* Problem requirements:
From the entries that follow, extract each line holding the string "Sisäiset".

* Entries shown:
┏━━
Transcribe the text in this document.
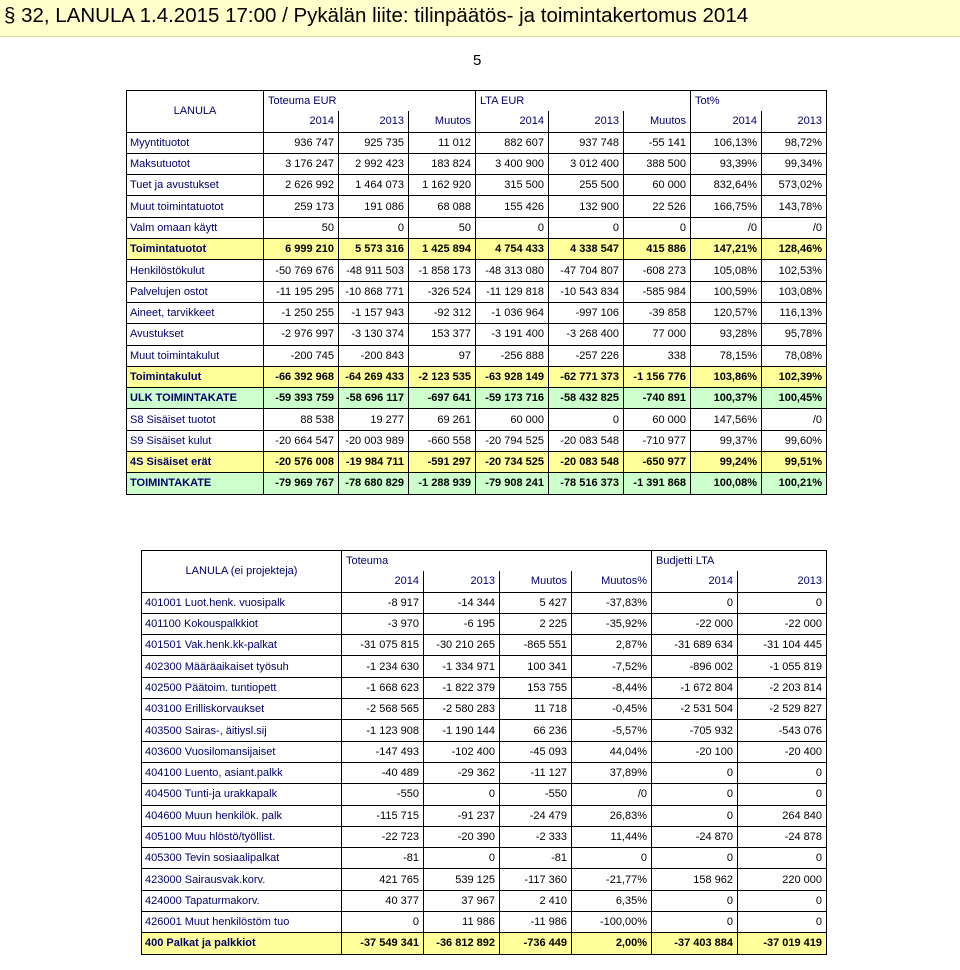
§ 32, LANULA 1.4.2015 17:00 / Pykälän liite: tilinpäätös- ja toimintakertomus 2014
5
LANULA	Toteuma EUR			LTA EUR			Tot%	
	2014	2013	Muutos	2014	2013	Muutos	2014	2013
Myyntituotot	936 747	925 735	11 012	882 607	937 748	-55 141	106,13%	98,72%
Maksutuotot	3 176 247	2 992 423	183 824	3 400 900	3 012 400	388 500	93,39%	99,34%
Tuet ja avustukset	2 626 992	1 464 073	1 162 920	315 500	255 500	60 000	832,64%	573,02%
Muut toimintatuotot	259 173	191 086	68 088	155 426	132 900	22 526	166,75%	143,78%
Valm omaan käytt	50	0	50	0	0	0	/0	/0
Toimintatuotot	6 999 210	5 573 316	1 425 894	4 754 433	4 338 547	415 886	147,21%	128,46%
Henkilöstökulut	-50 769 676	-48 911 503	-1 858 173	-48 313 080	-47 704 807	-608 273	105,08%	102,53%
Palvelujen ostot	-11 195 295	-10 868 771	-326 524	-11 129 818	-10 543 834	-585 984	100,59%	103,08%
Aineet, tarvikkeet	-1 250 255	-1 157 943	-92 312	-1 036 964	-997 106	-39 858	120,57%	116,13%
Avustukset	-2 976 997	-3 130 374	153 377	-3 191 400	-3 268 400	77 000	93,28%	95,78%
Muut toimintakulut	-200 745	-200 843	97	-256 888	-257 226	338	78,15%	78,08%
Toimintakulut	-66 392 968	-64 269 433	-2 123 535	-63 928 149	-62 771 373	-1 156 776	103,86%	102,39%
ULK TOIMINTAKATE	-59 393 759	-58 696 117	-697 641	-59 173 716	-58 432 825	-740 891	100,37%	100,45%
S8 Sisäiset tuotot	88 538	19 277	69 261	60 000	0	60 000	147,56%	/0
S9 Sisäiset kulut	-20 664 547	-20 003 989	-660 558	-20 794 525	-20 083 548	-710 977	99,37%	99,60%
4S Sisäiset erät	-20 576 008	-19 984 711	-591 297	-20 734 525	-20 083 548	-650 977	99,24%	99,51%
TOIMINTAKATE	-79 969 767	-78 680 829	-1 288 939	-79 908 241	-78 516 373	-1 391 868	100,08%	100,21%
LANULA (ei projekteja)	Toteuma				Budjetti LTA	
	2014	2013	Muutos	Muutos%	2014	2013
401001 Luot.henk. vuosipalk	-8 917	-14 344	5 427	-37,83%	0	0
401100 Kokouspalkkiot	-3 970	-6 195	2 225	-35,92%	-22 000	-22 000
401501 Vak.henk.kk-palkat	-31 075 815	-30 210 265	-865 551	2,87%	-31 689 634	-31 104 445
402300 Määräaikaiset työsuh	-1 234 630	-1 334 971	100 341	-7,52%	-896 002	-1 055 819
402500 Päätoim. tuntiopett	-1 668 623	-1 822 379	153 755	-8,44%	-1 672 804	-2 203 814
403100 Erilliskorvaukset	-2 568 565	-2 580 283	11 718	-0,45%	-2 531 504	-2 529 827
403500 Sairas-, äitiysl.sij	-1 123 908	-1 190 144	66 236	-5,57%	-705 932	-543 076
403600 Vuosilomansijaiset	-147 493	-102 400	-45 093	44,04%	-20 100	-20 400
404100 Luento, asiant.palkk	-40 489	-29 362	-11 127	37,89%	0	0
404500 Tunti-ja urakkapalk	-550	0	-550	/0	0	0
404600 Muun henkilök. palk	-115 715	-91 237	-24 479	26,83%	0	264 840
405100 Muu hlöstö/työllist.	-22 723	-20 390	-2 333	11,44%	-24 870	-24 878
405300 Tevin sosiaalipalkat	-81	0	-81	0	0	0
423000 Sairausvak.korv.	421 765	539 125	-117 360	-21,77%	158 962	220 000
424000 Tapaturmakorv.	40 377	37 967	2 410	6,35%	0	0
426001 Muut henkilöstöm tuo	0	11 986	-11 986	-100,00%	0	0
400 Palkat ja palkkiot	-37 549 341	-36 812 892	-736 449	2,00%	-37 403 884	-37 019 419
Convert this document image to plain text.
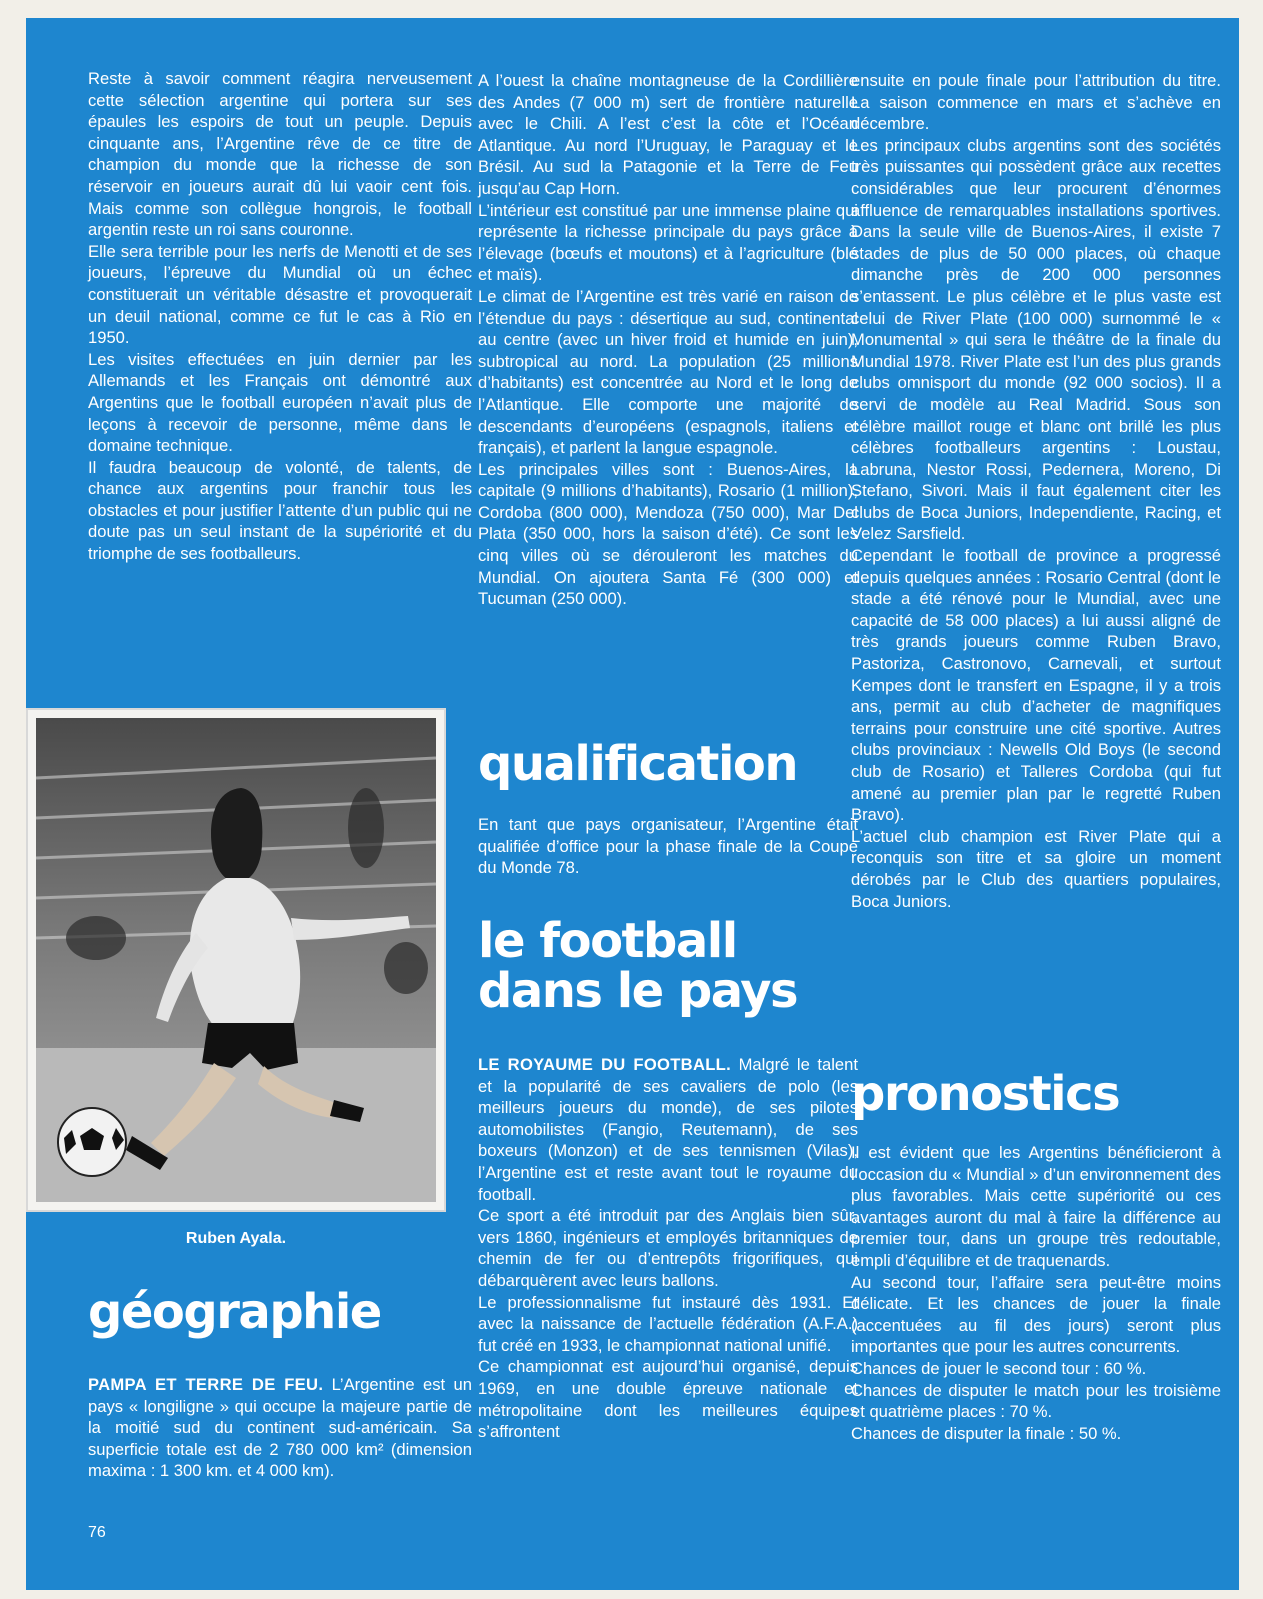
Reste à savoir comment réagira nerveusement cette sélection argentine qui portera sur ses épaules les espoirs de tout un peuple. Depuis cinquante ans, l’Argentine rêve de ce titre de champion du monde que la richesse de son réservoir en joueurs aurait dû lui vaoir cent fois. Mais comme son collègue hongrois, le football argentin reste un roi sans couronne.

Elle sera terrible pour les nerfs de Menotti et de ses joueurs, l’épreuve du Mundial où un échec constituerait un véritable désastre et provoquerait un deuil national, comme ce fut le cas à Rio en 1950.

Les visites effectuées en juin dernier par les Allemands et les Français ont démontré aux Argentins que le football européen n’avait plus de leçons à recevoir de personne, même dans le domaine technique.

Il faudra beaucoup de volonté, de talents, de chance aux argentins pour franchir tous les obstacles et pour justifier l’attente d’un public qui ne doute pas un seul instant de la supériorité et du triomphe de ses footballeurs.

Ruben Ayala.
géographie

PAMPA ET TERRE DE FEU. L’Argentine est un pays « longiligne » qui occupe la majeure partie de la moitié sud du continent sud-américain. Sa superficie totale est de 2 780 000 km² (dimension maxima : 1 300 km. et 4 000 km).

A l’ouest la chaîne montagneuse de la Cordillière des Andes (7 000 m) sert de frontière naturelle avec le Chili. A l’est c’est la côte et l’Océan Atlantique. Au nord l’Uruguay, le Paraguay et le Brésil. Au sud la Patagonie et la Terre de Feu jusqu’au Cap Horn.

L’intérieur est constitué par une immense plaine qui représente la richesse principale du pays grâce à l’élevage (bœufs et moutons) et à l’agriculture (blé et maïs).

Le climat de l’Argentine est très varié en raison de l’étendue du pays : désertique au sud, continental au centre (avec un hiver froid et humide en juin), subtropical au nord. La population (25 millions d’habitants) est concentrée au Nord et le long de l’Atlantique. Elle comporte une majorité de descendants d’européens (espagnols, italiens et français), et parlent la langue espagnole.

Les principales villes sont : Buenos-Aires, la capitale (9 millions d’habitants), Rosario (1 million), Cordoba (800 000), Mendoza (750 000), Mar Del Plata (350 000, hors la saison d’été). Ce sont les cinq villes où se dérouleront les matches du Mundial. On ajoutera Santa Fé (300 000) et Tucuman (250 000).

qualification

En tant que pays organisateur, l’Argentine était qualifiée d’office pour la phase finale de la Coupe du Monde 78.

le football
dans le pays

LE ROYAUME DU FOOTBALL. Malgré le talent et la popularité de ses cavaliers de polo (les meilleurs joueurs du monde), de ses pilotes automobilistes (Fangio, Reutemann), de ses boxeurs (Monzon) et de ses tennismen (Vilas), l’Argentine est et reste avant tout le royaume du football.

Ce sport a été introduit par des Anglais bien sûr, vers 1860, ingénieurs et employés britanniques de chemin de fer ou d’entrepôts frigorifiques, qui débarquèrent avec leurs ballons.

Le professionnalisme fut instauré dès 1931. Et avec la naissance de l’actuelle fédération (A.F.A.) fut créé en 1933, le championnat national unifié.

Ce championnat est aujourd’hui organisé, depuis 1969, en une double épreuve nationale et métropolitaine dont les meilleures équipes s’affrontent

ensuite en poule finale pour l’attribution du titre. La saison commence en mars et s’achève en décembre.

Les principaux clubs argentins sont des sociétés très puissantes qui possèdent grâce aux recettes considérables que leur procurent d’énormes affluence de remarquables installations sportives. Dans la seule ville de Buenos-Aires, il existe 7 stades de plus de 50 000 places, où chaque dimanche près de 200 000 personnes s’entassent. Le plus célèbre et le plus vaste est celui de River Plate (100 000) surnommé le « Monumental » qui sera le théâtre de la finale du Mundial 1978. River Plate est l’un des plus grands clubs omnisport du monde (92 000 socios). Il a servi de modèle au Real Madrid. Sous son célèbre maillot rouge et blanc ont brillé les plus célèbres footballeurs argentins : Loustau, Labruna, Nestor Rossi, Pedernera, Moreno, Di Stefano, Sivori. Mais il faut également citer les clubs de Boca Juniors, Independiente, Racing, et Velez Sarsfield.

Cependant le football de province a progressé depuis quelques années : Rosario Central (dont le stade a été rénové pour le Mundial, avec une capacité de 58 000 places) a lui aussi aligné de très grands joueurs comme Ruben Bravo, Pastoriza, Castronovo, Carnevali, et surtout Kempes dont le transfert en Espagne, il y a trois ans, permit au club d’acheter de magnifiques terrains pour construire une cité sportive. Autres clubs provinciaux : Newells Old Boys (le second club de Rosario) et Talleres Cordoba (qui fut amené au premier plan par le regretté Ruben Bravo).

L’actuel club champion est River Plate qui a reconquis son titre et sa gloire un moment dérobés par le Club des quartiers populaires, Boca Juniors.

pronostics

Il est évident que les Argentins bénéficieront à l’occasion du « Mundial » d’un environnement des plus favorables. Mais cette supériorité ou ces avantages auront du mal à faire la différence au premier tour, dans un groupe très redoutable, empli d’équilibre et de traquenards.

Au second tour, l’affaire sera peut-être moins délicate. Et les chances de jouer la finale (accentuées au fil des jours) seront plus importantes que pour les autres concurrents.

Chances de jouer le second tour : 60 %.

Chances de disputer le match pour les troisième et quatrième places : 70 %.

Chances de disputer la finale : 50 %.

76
┗━━
* Reply:
S8 Sisäiset tuotot	88 538	19 277	69 261	60 000	0	60 000	147,56%	/0
S9 Sisäiset kulut	-20 664 547	-20 003 989	-660 558	-20 794 525	-20 083 548	-710 977	99,37%	99,60%
4S Sisäiset erät	-20 576 008	-19 984 711	-591 297	-20 734 525	-20 083 548	-650 977	99,24%	99,51%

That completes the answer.